▶ [To do]:
Repeat the lines below exactly as they appear, but leave out the images.

------------------------

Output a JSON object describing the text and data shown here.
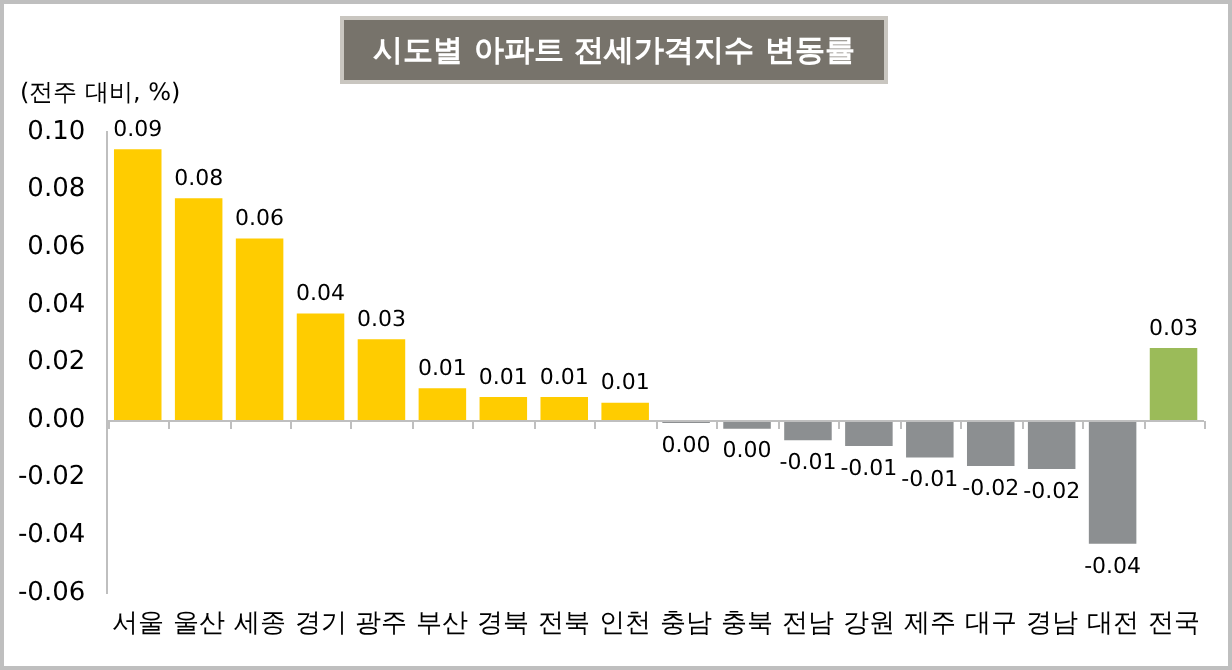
{
  "chart_data": {
    "type": "bar",
    "title": "시도별 아파트 전세가격지수 변동률",
    "ylabel": "(전주 대비, %)",
    "categories": [
      "서울",
      "울산",
      "세종",
      "경기",
      "광주",
      "부산",
      "경북",
      "전북",
      "인천",
      "충남",
      "충북",
      "전남",
      "강원",
      "제주",
      "대구",
      "경남",
      "대전",
      "전국"
    ],
    "values": [
      0.094,
      0.077,
      0.063,
      0.037,
      0.028,
      0.011,
      0.008,
      0.008,
      0.006,
      -0.001,
      -0.003,
      -0.007,
      -0.009,
      -0.013,
      -0.016,
      -0.017,
      -0.043,
      0.025
    ],
    "value_labels": [
      "0.09",
      "0.08",
      "0.06",
      "0.04",
      "0.03",
      "0.01",
      "0.01",
      "0.01",
      "0.01",
      "0.00",
      "0.00",
      "-0.01",
      "-0.01",
      "-0.01",
      "-0.02",
      "-0.02",
      "-0.04",
      "0.03"
    ],
    "colors": [
      "#ffcc00",
      "#ffcc00",
      "#ffcc00",
      "#ffcc00",
      "#ffcc00",
      "#ffcc00",
      "#ffcc00",
      "#ffcc00",
      "#ffcc00",
      "#8c8f91",
      "#8c8f91",
      "#8c8f91",
      "#8c8f91",
      "#8c8f91",
      "#8c8f91",
      "#8c8f91",
      "#8c8f91",
      "#9bbb59"
    ],
    "ylim": [
      -0.06,
      0.1
    ],
    "yticks": [
      {
        "value": -0.06,
        "label": "-0.06"
      },
      {
        "value": -0.04,
        "label": "-0.04"
      },
      {
        "value": -0.02,
        "label": "-0.02"
      },
      {
        "value": 0,
        "label": "0.00"
      },
      {
        "value": 0.02,
        "label": "0.02"
      },
      {
        "value": 0.04,
        "label": "0.04"
      },
      {
        "value": 0.06,
        "label": "0.06"
      },
      {
        "value": 0.08,
        "label": "0.08"
      },
      {
        "value": 0.1,
        "label": "0.10"
      }
    ],
    "legend": false
  }
}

------------------------

▶ [Result of the exercise]:
Output a JSON object describing the text and data shown here.
{
  "chart_data": {
    "type": "bar",
    "title": "시도별 아파트 전세가격지수 변동률",
    "ylabel": "(전주 대비, %)",
    "categories": [
      "서울",
      "울산",
      "세종",
      "경기",
      "광주",
      "부산",
      "경북",
      "전북",
      "인천",
      "충남",
      "충북",
      "전남",
      "강원",
      "제주",
      "대구",
      "경남",
      "대전",
      "전국"
    ],
    "values": [
      0.094,
      0.077,
      0.063,
      0.037,
      0.028,
      0.011,
      0.008,
      0.008,
      0.006,
      -0.001,
      -0.003,
      -0.007,
      -0.009,
      -0.013,
      -0.016,
      -0.017,
      -0.043,
      0.025
    ],
    "value_labels": [
      "0.09",
      "0.08",
      "0.06",
      "0.04",
      "0.03",
      "0.01",
      "0.01",
      "0.01",
      "0.01",
      "0.00",
      "0.00",
      "-0.01",
      "-0.01",
      "-0.01",
      "-0.02",
      "-0.02",
      "-0.04",
      "0.03"
    ],
    "colors": [
      "#ffcc00",
      "#ffcc00",
      "#ffcc00",
      "#ffcc00",
      "#ffcc00",
      "#ffcc00",
      "#ffcc00",
      "#ffcc00",
      "#ffcc00",
      "#8c8f91",
      "#8c8f91",
      "#8c8f91",
      "#8c8f91",
      "#8c8f91",
      "#8c8f91",
      "#8c8f91",
      "#8c8f91",
      "#9bbb59"
    ],
    "ylim": [
      -0.06,
      0.1
    ],
    "yticks": [
      {
        "value": -0.06,
        "label": "-0.06"
      },
      {
        "value": -0.04,
        "label": "-0.04"
      },
      {
        "value": -0.02,
        "label": "-0.02"
      },
      {
        "value": 0,
        "label": "0.00"
      },
      {
        "value": 0.02,
        "label": "0.02"
      },
      {
        "value": 0.04,
        "label": "0.04"
      },
      {
        "value": 0.06,
        "label": "0.06"
      },
      {
        "value": 0.08,
        "label": "0.08"
      },
      {
        "value": 0.1,
        "label": "0.10"
      }
    ],
    "legend": false
  }
}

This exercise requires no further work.